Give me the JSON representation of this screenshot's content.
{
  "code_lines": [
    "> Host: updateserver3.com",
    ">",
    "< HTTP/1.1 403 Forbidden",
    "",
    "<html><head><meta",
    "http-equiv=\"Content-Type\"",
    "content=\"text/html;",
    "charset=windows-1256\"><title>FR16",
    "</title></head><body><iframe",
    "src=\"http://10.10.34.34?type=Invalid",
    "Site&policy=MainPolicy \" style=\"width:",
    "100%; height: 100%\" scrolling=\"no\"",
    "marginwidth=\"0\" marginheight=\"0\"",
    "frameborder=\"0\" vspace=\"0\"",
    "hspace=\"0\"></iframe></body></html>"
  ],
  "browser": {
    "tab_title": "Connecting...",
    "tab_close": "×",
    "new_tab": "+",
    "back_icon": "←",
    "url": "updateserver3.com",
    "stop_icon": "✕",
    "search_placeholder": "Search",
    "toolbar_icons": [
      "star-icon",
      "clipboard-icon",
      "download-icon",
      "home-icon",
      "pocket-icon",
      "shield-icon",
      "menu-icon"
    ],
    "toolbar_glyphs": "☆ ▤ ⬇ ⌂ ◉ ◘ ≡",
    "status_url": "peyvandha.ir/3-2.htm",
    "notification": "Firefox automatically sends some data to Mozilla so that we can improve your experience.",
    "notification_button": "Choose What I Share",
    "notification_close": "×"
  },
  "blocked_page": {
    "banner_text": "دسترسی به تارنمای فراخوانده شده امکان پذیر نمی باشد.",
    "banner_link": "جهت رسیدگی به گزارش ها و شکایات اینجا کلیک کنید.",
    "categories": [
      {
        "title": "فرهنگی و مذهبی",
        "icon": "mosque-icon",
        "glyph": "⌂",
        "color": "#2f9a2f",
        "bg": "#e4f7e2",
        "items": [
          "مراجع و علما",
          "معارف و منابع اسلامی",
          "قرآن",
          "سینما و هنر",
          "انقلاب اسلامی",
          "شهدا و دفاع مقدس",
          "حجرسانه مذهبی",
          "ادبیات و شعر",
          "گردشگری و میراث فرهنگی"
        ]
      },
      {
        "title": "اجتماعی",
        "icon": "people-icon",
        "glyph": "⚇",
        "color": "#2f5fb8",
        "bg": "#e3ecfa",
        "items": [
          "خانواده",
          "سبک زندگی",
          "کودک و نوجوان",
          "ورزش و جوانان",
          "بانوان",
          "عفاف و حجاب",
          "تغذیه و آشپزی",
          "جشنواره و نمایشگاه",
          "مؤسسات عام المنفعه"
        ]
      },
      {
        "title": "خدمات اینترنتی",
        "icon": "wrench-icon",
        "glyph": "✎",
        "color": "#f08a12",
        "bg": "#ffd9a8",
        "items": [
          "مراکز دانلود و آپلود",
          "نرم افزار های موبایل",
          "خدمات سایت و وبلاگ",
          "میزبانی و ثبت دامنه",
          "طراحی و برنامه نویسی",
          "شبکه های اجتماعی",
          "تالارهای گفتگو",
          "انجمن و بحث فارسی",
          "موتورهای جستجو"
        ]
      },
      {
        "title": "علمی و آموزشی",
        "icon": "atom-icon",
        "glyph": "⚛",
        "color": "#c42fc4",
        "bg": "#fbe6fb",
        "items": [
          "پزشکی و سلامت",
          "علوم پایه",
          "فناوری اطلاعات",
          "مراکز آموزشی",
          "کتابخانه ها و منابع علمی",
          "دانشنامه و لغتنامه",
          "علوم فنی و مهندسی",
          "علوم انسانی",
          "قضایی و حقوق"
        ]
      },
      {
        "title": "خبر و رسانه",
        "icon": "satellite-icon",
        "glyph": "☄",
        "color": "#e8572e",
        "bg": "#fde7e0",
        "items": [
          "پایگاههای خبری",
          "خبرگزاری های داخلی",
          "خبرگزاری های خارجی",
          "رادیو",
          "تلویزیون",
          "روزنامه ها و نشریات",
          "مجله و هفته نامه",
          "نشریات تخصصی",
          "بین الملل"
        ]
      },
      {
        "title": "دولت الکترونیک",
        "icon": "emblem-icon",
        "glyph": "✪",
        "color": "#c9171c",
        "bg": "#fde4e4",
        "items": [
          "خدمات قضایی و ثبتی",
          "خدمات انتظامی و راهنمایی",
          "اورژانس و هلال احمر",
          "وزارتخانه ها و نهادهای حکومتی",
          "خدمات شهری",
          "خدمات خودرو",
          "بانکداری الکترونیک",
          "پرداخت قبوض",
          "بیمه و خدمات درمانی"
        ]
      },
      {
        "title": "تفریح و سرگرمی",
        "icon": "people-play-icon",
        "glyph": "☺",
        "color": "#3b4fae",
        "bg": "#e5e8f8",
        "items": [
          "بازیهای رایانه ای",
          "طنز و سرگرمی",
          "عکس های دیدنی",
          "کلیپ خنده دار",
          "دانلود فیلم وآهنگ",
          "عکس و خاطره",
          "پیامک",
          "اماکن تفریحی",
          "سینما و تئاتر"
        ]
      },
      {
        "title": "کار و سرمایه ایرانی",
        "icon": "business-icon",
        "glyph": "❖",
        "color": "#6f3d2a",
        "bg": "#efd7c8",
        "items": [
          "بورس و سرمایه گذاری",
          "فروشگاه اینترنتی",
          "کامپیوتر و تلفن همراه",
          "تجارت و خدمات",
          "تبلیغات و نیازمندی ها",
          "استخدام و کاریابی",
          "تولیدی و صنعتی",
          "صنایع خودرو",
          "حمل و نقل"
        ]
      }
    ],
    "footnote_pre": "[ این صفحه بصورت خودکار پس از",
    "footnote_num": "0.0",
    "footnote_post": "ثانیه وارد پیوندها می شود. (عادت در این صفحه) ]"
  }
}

■ ■ ■ ■

» Problem: Report the number of lines above that contain the word "people", and only that number.

» Right answer: 2